> [Data listing]:
********

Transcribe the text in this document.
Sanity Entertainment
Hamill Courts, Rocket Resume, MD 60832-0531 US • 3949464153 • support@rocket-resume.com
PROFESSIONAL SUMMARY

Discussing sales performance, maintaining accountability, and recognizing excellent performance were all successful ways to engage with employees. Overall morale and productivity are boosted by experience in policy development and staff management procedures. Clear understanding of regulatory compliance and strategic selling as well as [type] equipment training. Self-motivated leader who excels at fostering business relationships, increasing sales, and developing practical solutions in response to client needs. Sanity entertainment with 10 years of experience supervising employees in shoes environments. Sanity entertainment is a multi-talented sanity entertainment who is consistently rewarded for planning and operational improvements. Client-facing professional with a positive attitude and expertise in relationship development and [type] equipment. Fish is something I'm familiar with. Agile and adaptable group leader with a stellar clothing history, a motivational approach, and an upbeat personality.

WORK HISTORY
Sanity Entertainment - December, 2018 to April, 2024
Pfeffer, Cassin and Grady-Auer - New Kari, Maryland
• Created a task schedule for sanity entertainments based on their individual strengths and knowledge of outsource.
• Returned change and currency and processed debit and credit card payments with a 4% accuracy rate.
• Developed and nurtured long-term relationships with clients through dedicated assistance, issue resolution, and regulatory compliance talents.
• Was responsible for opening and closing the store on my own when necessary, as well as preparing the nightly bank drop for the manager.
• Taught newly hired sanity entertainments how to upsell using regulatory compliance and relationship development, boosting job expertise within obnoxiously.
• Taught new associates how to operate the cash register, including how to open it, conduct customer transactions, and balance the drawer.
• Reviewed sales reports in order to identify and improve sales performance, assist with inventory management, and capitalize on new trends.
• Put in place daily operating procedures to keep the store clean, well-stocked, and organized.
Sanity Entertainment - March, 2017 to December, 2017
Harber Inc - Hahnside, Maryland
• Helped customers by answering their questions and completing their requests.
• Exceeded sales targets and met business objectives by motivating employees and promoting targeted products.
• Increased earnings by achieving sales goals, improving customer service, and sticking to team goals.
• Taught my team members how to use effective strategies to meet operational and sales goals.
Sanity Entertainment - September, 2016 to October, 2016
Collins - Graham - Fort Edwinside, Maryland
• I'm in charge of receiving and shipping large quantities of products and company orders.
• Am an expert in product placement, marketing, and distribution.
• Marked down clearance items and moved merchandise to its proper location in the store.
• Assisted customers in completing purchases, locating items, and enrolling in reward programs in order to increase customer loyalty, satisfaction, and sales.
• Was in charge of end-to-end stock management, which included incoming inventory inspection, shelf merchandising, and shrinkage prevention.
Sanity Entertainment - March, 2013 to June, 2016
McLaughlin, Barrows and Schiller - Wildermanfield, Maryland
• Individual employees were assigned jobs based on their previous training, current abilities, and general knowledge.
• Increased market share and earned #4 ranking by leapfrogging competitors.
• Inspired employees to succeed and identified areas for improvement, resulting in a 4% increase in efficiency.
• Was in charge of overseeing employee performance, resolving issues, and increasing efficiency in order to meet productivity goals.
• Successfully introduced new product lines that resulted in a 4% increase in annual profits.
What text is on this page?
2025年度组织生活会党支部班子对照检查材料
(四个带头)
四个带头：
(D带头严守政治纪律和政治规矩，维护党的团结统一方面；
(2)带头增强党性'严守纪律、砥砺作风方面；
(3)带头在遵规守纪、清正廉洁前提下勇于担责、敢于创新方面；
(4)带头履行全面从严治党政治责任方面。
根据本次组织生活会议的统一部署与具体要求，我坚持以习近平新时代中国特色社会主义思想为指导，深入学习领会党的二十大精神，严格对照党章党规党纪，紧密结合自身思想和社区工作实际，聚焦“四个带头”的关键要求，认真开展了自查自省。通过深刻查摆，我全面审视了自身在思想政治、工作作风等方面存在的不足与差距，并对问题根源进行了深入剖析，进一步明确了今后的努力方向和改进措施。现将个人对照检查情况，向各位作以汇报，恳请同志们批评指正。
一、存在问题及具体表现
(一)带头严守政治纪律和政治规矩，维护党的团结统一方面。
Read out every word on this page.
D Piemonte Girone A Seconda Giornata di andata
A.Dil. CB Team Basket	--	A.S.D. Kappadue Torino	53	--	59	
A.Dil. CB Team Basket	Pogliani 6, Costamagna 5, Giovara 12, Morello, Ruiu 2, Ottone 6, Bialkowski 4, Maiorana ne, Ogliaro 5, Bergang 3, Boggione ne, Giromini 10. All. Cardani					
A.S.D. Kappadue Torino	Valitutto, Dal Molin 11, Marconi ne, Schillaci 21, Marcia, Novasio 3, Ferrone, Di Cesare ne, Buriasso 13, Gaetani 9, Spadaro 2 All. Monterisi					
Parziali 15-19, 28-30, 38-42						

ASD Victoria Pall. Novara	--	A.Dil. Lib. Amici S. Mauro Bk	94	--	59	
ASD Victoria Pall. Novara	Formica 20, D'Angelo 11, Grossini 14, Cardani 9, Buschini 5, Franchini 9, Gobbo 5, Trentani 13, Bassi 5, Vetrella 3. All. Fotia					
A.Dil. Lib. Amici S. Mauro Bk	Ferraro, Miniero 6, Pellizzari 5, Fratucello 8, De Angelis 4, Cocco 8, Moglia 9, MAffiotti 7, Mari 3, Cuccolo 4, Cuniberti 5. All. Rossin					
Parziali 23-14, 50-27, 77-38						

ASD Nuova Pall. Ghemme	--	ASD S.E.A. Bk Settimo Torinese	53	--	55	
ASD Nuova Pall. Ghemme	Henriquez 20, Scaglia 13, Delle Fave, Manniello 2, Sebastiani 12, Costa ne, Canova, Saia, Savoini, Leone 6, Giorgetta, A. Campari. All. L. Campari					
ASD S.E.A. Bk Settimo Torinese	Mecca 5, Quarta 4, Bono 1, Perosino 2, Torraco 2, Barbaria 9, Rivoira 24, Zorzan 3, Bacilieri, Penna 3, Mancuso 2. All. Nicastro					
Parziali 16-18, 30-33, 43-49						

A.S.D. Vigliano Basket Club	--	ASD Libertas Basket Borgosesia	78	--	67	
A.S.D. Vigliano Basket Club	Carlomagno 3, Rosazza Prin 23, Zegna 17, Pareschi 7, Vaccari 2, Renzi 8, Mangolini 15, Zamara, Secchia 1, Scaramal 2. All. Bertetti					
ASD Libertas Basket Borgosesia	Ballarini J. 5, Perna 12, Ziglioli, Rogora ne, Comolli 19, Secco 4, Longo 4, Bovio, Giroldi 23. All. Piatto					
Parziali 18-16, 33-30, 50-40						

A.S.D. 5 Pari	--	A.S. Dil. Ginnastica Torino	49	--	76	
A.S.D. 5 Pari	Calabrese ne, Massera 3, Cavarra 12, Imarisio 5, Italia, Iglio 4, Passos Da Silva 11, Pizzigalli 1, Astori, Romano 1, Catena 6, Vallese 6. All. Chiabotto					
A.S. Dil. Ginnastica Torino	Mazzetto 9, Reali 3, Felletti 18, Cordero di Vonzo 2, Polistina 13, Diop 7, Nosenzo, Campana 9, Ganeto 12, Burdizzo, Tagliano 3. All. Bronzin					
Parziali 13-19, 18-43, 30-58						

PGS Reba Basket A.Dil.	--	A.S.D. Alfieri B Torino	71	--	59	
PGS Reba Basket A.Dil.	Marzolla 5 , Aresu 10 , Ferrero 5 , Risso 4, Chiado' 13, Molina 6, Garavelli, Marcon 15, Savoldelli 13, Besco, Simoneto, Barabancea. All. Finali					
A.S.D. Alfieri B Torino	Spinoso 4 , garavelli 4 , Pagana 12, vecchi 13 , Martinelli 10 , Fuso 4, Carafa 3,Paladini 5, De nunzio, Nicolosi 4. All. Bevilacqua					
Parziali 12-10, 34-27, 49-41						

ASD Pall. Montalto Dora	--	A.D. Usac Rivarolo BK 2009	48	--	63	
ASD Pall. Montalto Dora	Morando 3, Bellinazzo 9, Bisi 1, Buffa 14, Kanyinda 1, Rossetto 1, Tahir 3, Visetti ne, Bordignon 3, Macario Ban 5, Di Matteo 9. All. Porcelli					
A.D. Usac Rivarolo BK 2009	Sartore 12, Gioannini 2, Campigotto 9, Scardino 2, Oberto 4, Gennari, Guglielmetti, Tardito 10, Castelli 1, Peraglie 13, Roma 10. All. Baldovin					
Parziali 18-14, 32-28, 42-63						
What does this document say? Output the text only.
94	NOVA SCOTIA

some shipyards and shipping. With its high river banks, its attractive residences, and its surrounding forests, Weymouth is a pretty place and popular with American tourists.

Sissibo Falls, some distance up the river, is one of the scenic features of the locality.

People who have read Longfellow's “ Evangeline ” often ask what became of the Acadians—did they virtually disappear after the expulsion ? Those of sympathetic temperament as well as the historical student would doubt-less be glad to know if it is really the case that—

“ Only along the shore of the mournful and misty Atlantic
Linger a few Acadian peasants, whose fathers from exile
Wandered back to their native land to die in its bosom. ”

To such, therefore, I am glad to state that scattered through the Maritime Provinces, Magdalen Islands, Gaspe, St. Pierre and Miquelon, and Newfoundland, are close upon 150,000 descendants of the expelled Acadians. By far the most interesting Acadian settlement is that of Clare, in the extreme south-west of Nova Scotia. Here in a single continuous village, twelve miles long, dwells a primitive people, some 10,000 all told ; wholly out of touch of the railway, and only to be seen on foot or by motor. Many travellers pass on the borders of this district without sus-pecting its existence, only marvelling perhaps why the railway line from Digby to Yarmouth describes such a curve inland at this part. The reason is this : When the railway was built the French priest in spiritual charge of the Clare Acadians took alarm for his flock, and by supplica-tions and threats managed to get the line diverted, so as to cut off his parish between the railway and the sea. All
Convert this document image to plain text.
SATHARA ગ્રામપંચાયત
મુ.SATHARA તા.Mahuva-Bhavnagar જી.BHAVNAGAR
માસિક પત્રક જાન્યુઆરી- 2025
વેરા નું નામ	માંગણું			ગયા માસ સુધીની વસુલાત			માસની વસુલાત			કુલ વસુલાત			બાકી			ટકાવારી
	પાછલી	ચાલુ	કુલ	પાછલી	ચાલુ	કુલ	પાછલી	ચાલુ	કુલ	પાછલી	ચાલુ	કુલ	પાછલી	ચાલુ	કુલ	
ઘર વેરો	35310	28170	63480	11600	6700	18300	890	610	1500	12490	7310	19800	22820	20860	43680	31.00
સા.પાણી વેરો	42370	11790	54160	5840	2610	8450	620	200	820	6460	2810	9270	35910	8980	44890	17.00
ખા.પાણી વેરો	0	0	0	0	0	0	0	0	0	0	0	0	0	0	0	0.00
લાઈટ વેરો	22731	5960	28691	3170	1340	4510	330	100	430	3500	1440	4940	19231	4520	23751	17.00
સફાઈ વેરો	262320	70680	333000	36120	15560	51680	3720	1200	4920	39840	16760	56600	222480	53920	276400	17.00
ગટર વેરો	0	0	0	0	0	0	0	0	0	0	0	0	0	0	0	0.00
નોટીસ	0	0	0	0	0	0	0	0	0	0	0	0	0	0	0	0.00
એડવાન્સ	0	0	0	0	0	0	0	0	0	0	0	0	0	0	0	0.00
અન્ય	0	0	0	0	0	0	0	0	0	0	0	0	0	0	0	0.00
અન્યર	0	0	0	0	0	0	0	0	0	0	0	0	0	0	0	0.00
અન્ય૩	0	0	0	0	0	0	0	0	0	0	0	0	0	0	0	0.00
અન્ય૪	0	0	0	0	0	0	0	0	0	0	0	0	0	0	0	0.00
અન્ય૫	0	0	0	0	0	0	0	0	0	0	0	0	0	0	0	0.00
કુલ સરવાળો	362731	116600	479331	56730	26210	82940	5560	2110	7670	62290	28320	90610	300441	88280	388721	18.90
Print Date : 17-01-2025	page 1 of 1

********

> [Exercise aim]: Copy out each line of the data containing the string "Mauro".

> [Correct result]:
ASD Victoria Pall. Novara	--	A.Dil. Lib. Amici S. Mauro Bk	94	--	59	
A.Dil. Lib. Amici S. Mauro Bk	Ferraro, Miniero 6, Pellizzari 5, Fratucello 8, De Angelis 4, Cocco 8, Moglia 9, MAffiotti 7, Mari 3, Cuccolo 4, Cuniberti 5. All. Rossin					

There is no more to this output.